PROMPT -
Pull out each line of the records holding the string "body".

-- START OF EXERCISE MATERIAL --

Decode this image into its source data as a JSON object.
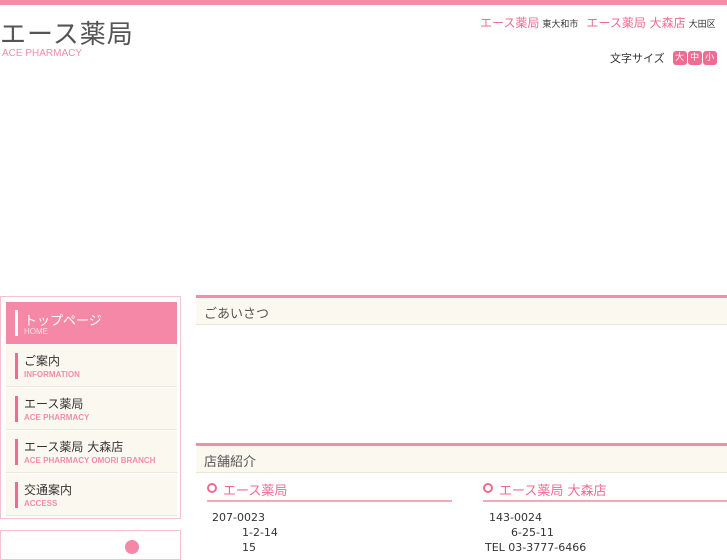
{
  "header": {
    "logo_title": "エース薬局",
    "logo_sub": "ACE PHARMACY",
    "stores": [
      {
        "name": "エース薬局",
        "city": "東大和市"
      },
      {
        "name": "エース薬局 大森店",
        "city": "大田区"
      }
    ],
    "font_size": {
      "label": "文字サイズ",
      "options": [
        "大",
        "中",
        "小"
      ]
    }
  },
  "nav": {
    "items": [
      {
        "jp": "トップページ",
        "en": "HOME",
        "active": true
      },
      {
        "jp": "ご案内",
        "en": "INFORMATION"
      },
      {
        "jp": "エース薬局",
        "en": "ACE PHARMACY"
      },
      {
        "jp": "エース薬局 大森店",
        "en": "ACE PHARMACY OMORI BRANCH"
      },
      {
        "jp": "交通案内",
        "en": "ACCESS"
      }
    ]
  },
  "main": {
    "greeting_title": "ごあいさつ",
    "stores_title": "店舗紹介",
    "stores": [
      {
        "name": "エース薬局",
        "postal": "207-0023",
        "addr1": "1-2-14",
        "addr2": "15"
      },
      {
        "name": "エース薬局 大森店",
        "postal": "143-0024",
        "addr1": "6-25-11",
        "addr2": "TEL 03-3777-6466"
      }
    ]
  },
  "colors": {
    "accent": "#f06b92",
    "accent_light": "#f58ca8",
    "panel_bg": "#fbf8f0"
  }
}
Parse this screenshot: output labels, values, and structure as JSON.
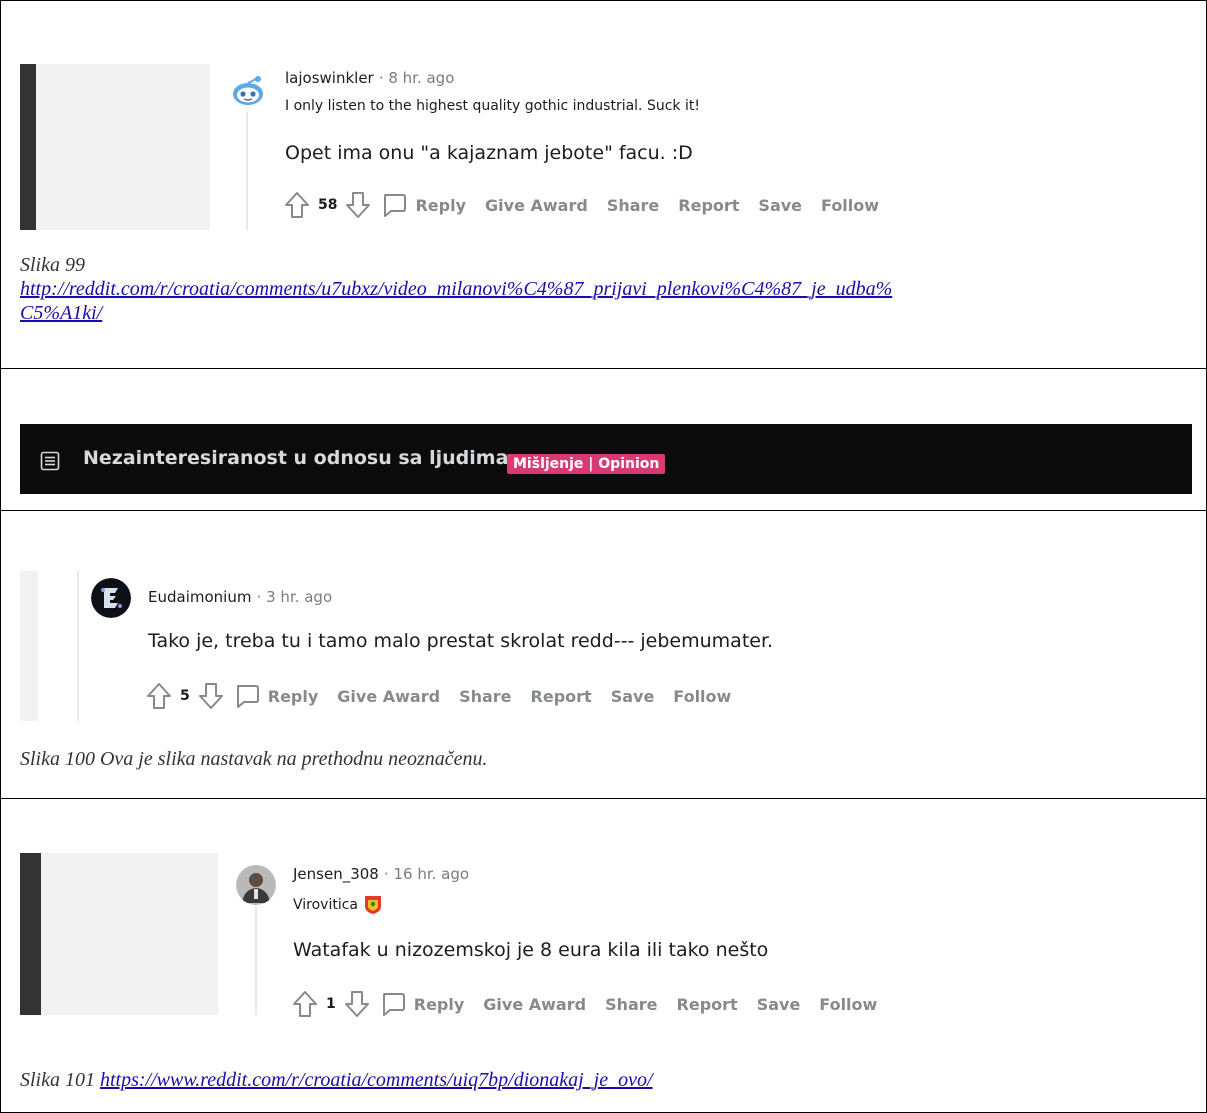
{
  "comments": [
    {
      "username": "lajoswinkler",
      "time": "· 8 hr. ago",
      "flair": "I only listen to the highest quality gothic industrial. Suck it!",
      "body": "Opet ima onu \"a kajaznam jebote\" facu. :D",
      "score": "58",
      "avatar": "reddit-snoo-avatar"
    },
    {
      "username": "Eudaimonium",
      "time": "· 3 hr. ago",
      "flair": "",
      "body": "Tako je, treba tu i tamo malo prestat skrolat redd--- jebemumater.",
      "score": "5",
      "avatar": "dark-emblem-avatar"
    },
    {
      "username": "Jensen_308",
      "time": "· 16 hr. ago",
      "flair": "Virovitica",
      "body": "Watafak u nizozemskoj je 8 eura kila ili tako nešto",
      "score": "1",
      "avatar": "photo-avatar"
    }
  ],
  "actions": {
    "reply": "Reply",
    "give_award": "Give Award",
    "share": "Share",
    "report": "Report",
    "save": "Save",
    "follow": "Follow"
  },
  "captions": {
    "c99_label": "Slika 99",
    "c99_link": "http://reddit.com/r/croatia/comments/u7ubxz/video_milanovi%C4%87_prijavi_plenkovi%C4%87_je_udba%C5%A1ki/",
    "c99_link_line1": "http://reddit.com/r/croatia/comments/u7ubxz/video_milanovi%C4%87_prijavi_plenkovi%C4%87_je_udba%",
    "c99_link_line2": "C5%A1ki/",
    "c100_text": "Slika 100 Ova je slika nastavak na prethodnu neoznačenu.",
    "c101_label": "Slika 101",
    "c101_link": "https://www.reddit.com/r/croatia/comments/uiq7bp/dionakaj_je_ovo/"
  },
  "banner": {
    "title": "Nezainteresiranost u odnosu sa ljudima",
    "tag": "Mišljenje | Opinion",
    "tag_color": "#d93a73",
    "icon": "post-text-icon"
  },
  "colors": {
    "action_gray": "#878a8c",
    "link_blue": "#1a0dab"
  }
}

-- END OF EXERCISE MATERIAL --

EXERCISE RESULT -
      "body": "Opet ima onu \"a kajaznam jebote\" facu. :D",
      "body": "Tako je, treba tu i tamo malo prestat skrolat redd--- jebemumater.",
      "body": "Watafak u nizozemskoj je 8 eura kila ili tako nešto",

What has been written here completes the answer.